Records from a collection:
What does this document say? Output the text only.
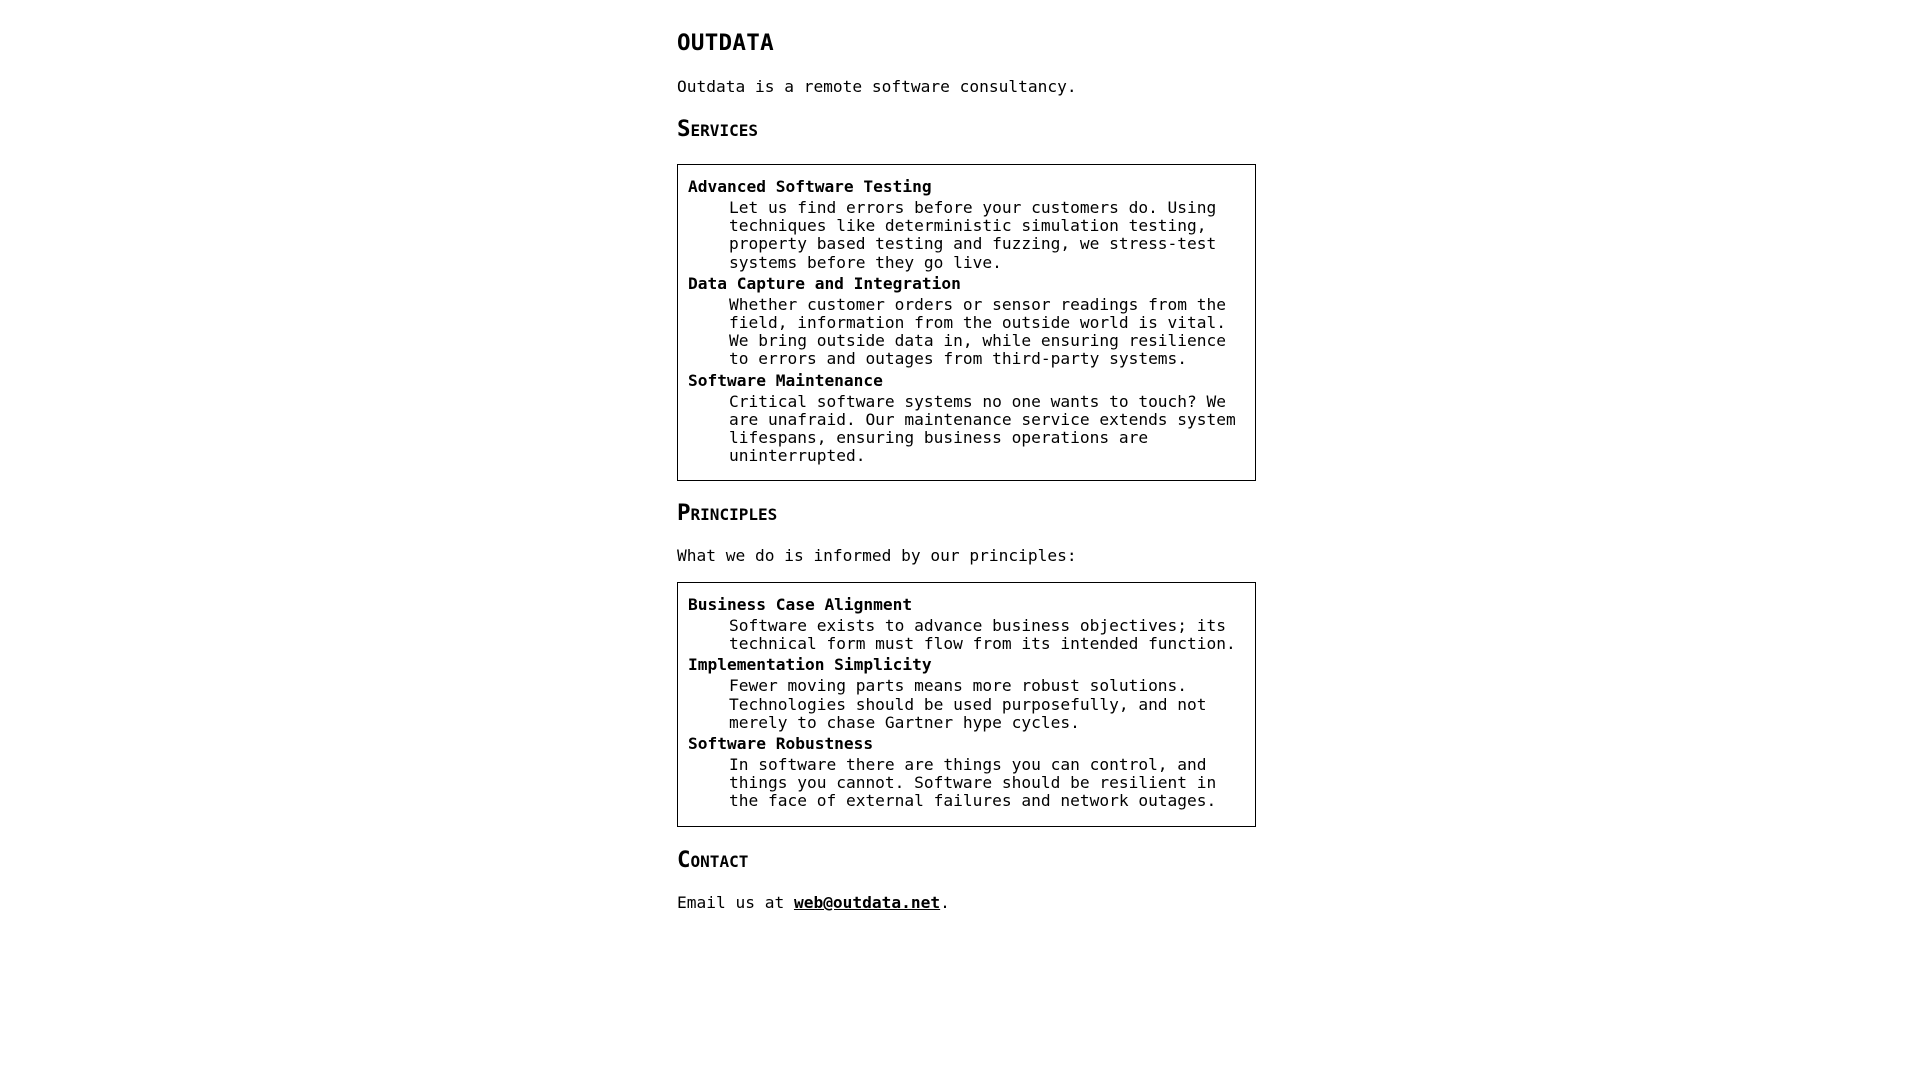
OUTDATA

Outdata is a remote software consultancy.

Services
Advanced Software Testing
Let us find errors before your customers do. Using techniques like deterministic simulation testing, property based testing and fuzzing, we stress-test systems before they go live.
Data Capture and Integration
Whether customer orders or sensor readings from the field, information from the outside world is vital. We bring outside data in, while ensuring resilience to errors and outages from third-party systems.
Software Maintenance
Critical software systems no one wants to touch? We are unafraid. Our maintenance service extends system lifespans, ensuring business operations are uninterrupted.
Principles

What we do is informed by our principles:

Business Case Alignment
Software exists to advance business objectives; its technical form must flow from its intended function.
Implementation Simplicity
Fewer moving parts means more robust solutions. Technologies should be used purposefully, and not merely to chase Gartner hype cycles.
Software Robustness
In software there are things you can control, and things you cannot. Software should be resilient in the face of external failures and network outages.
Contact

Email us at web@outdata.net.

*AIM OF THE EXERCISE*
Go through the entries above and output them exactly, without pictures.

*OUTPUT*
What does this document say? Output the text only.
OUTDATA

Outdata is a remote software consultancy.

Services
Advanced Software Testing
Let us find errors before your customers do. Using techniques like deterministic simulation testing, property based testing and fuzzing, we stress-test systems before they go live.
Data Capture and Integration
Whether customer orders or sensor readings from the field, information from the outside world is vital. We bring outside data in, while ensuring resilience to errors and outages from third-party systems.
Software Maintenance
Critical software systems no one wants to touch? We are unafraid. Our maintenance service extends system lifespans, ensuring business operations are uninterrupted.
Principles

What we do is informed by our principles:

Business Case Alignment
Software exists to advance business objectives; its technical form must flow from its intended function.
Implementation Simplicity
Fewer moving parts means more robust solutions. Technologies should be used purposefully, and not merely to chase Gartner hype cycles.
Software Robustness
In software there are things you can control, and things you cannot. Software should be resilient in the face of external failures and network outages.
Contact

Email us at web@outdata.net.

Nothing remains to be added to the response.